§ **SET TASK**
Give back every line exactly as it appears, pictures excluded.

§ **DATA SECTION**
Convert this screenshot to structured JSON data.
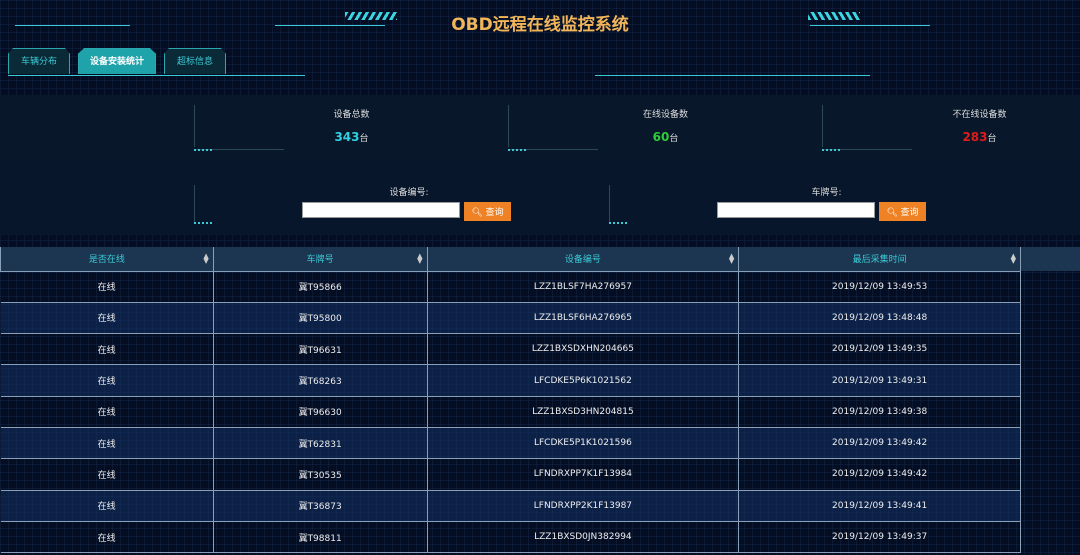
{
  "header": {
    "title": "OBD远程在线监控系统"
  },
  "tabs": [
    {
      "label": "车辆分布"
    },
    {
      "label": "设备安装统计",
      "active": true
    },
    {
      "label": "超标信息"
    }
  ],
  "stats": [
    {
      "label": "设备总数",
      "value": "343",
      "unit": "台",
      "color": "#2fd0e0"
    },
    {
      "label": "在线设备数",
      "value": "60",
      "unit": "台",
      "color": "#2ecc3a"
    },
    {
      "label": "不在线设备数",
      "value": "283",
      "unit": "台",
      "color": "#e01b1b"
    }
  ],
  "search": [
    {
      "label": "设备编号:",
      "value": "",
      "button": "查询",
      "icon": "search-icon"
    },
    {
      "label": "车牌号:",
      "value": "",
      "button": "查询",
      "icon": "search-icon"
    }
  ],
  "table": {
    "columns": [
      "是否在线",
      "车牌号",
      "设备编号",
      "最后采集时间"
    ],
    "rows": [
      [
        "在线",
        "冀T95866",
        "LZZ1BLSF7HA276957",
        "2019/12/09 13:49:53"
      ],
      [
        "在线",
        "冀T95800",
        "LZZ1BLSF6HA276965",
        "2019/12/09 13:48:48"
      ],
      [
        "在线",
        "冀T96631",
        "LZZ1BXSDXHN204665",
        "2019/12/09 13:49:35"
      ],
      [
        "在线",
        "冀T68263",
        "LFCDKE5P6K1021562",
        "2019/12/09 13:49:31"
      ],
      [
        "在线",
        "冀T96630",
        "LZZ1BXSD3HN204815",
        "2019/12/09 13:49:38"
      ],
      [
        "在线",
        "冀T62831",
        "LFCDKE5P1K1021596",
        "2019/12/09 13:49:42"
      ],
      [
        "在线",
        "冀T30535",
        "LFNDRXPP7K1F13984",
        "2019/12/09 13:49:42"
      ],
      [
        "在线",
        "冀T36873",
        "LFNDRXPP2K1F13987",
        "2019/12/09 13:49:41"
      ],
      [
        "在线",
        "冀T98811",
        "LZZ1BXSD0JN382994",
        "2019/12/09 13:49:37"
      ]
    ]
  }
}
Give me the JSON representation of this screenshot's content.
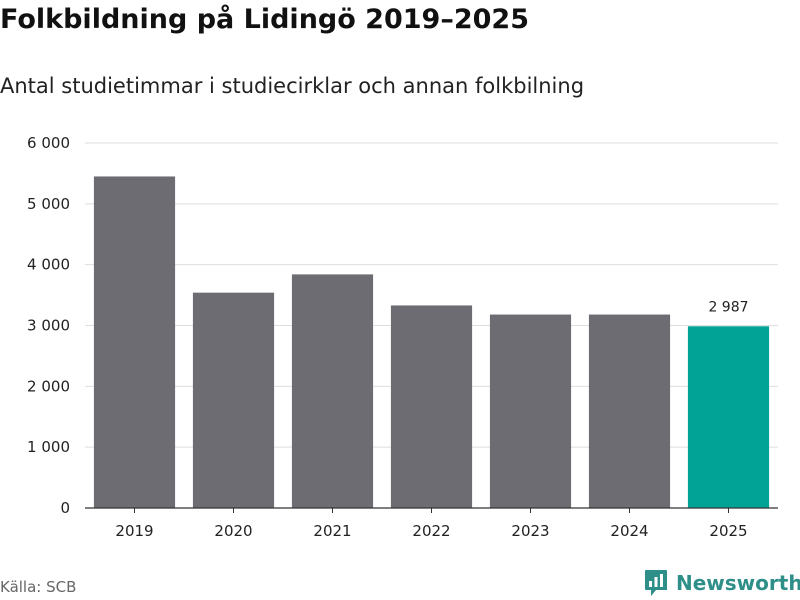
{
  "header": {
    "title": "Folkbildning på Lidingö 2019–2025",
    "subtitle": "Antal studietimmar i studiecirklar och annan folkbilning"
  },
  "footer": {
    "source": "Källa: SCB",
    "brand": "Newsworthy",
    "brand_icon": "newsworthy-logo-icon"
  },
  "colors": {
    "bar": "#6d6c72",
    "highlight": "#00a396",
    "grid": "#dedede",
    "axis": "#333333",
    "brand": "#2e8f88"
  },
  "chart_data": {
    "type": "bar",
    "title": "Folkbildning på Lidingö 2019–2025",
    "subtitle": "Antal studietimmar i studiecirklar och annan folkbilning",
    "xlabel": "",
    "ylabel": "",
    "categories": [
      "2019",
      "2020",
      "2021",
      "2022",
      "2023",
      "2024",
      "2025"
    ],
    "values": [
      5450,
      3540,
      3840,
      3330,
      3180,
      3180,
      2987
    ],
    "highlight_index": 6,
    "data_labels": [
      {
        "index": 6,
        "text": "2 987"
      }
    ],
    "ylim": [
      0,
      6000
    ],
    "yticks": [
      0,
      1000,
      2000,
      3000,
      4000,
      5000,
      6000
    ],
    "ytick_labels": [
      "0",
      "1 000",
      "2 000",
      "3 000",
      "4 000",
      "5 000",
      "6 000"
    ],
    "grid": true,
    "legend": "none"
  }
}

§ **OUTPUT BELOW**
Convert this screenshot to structured JSON data.
{
  "header": {
    "title": "OBD远程在线监控系统"
  },
  "tabs": [
    {
      "label": "车辆分布"
    },
    {
      "label": "设备安装统计",
      "active": true
    },
    {
      "label": "超标信息"
    }
  ],
  "stats": [
    {
      "label": "设备总数",
      "value": "343",
      "unit": "台",
      "color": "#2fd0e0"
    },
    {
      "label": "在线设备数",
      "value": "60",
      "unit": "台",
      "color": "#2ecc3a"
    },
    {
      "label": "不在线设备数",
      "value": "283",
      "unit": "台",
      "color": "#e01b1b"
    }
  ],
  "search": [
    {
      "label": "设备编号:",
      "value": "",
      "button": "查询",
      "icon": "search-icon"
    },
    {
      "label": "车牌号:",
      "value": "",
      "button": "查询",
      "icon": "search-icon"
    }
  ],
  "table": {
    "columns": [
      "是否在线",
      "车牌号",
      "设备编号",
      "最后采集时间"
    ],
    "rows": [
      [
        "在线",
        "冀T95866",
        "LZZ1BLSF7HA276957",
        "2019/12/09 13:49:53"
      ],
      [
        "在线",
        "冀T95800",
        "LZZ1BLSF6HA276965",
        "2019/12/09 13:48:48"
      ],
      [
        "在线",
        "冀T96631",
        "LZZ1BXSDXHN204665",
        "2019/12/09 13:49:35"
      ],
      [
        "在线",
        "冀T68263",
        "LFCDKE5P6K1021562",
        "2019/12/09 13:49:31"
      ],
      [
        "在线",
        "冀T96630",
        "LZZ1BXSD3HN204815",
        "2019/12/09 13:49:38"
      ],
      [
        "在线",
        "冀T62831",
        "LFCDKE5P1K1021596",
        "2019/12/09 13:49:42"
      ],
      [
        "在线",
        "冀T30535",
        "LFNDRXPP7K1F13984",
        "2019/12/09 13:49:42"
      ],
      [
        "在线",
        "冀T36873",
        "LFNDRXPP2K1F13987",
        "2019/12/09 13:49:41"
      ],
      [
        "在线",
        "冀T98811",
        "LZZ1BXSD0JN382994",
        "2019/12/09 13:49:37"
      ]
    ]
  }
}
Give me the JSON representation of this screenshot's content.
{
  "header": {
    "title": "Folkbildning på Lidingö 2019–2025",
    "subtitle": "Antal studietimmar i studiecirklar och annan folkbilning"
  },
  "footer": {
    "source": "Källa: SCB",
    "brand": "Newsworthy",
    "brand_icon": "newsworthy-logo-icon"
  },
  "colors": {
    "bar": "#6d6c72",
    "highlight": "#00a396",
    "grid": "#dedede",
    "axis": "#333333",
    "brand": "#2e8f88"
  },
  "chart_data": {
    "type": "bar",
    "title": "Folkbildning på Lidingö 2019–2025",
    "subtitle": "Antal studietimmar i studiecirklar och annan folkbilning",
    "xlabel": "",
    "ylabel": "",
    "categories": [
      "2019",
      "2020",
      "2021",
      "2022",
      "2023",
      "2024",
      "2025"
    ],
    "values": [
      5450,
      3540,
      3840,
      3330,
      3180,
      3180,
      2987
    ],
    "highlight_index": 6,
    "data_labels": [
      {
        "index": 6,
        "text": "2 987"
      }
    ],
    "ylim": [
      0,
      6000
    ],
    "yticks": [
      0,
      1000,
      2000,
      3000,
      4000,
      5000,
      6000
    ],
    "ytick_labels": [
      "0",
      "1 000",
      "2 000",
      "3 000",
      "4 000",
      "5 000",
      "6 000"
    ],
    "grid": true,
    "legend": "none"
  }
}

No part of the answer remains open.